_DE OPDRACHTEN_
(1) Wanneer heeft een woning volgens de documenttekst over voorrangsgronden een slooplabel?
(2) Schrijf het deel van de documenttekst over voorrangsgronden woordelijk over. Begin bij de woorden "De bewoner van" en stop na "gebruik van maakt.".

_DOCUMENTTEKST_
============================================================

Artikel 2.13 Voorrangsgronden: sloopindicatie
  • 1.
    De bewoner van een woning met een slooplabel komt in aanmerking voor voorrang bij de toewijzing van een woning binnen het bezit van de corporatie van wie hij de te slopen woning huurt.
  • 2.
    Een woning heeft een slooplabel als de woning in de rapportage Wonen als te slopen staat vermeld of als er een vergunning is verstrekt voor de sloop.
  • 3.
    De voorrangsverklaring bestaat uit een vermelding in het woonruimteverdelingsysteem waar de desbetreffende corporatie gebruik van maakt.
 
Artikel 2.14 Voorrangsgronden: taakstelling verblijfsgerechtigden
  • 1.
    De aanvrager komt in aanmerking voor een voorrangsverklaring indien de aanvraag voortvloeit uit de taakstelling die de gemeente is opgelegd op grond van de artikelen 28, 29 en 30 van de Huisvestingswet.

============================================================

_AANGELEVERD MATERIAAL_
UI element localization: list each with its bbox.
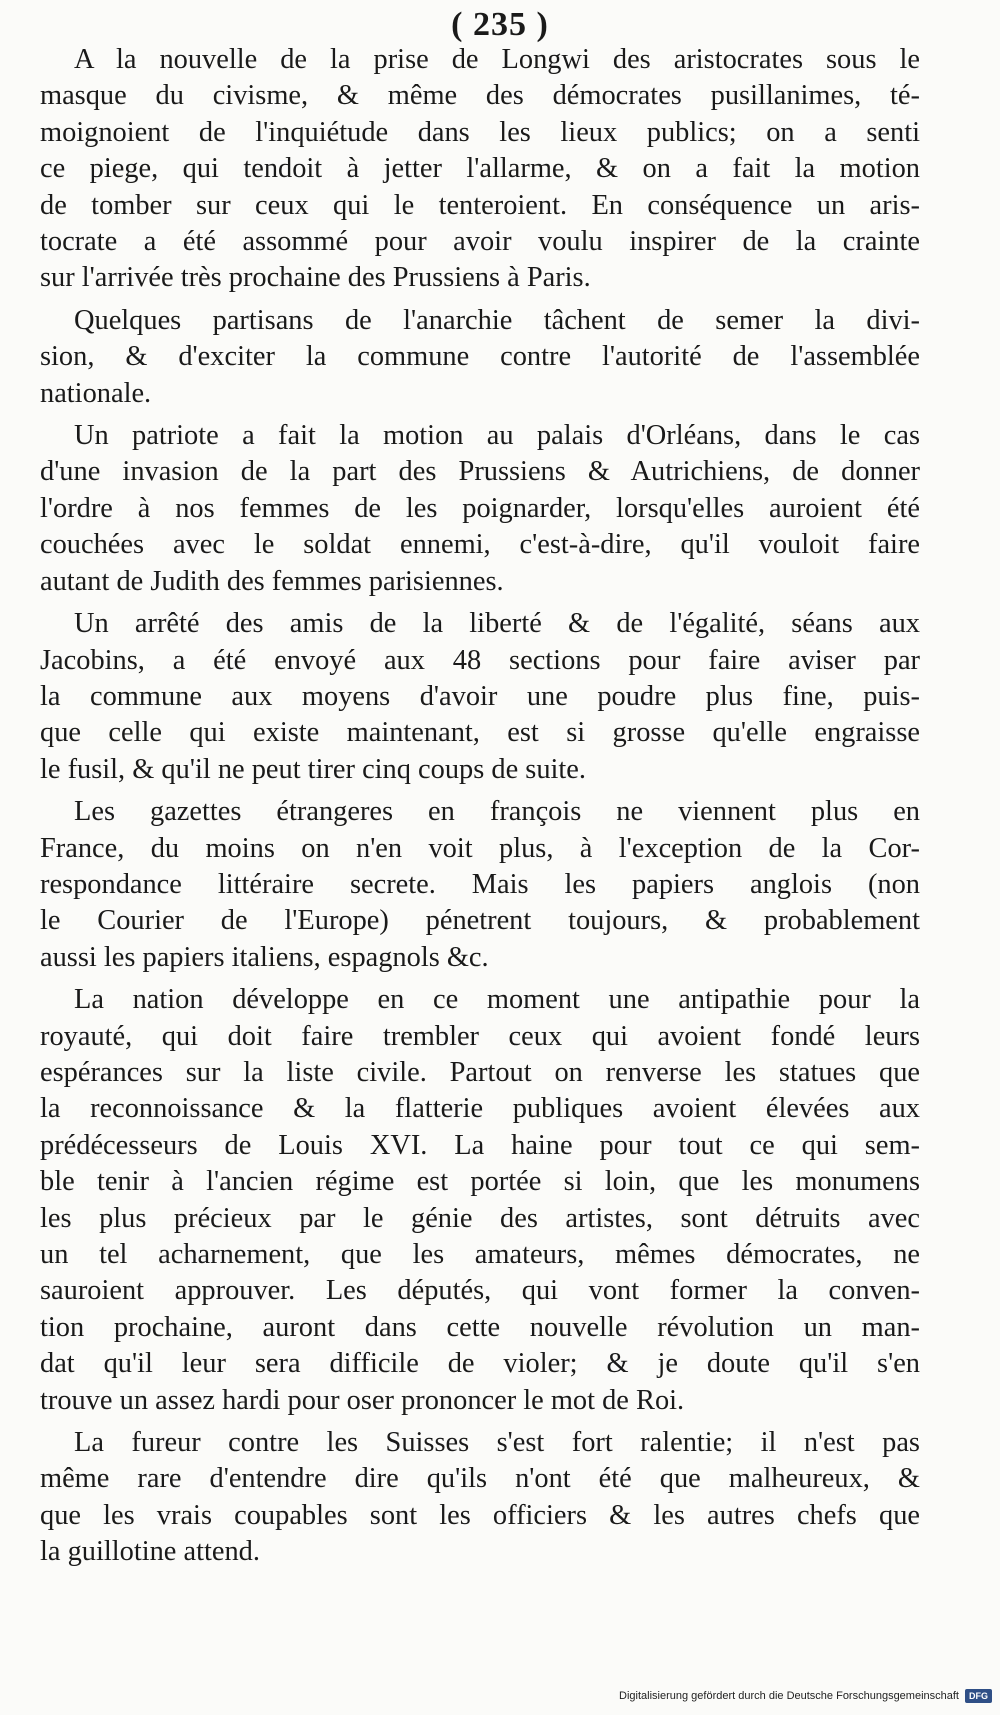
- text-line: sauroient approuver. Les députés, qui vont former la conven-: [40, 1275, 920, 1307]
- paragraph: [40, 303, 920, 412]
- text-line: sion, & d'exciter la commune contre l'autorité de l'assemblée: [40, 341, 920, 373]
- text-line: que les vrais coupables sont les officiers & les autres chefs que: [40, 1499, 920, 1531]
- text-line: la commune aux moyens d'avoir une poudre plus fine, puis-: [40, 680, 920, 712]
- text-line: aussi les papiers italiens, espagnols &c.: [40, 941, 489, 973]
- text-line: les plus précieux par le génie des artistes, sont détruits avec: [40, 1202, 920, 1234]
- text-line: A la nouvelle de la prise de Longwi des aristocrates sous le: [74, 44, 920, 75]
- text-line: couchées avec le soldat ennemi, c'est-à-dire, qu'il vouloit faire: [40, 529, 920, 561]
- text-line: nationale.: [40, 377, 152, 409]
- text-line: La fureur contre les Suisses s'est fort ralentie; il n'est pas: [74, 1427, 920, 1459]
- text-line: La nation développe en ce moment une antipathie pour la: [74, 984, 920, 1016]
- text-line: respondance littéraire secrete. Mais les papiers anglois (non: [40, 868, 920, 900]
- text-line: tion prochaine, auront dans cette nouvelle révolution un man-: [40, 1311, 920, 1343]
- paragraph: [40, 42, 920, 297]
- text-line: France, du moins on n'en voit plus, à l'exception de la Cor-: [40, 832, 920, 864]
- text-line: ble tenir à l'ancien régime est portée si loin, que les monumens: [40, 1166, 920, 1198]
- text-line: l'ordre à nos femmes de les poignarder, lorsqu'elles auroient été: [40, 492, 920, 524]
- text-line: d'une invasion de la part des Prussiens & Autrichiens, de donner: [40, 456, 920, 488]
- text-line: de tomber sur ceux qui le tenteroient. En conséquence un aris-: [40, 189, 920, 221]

============================================================

_ANTWOORDEN_
(1) Als de woning in de rapportage Wonen als te slopen staat vermeld of als er een vergunning is verstrekt voor de sloop.

(2)
De bewoner van een woning met een slooplabel komt in aanmerking voor voorrang bij de toewijzing van een woning binnen het bezit van de corporatie van wie hij de te slopen woning huurt.
  • 2.
    Een woning heeft een slooplabel als de woning in de rapportage Wonen als te slopen staat vermeld of als er een vergunning is verstrekt voor de sloop.
  • 3.
    De voorrangsverklaring bestaat uit een vermelding in het woonruimteverdelingsysteem waar de desbetreffende corporatie gebruik van maakt.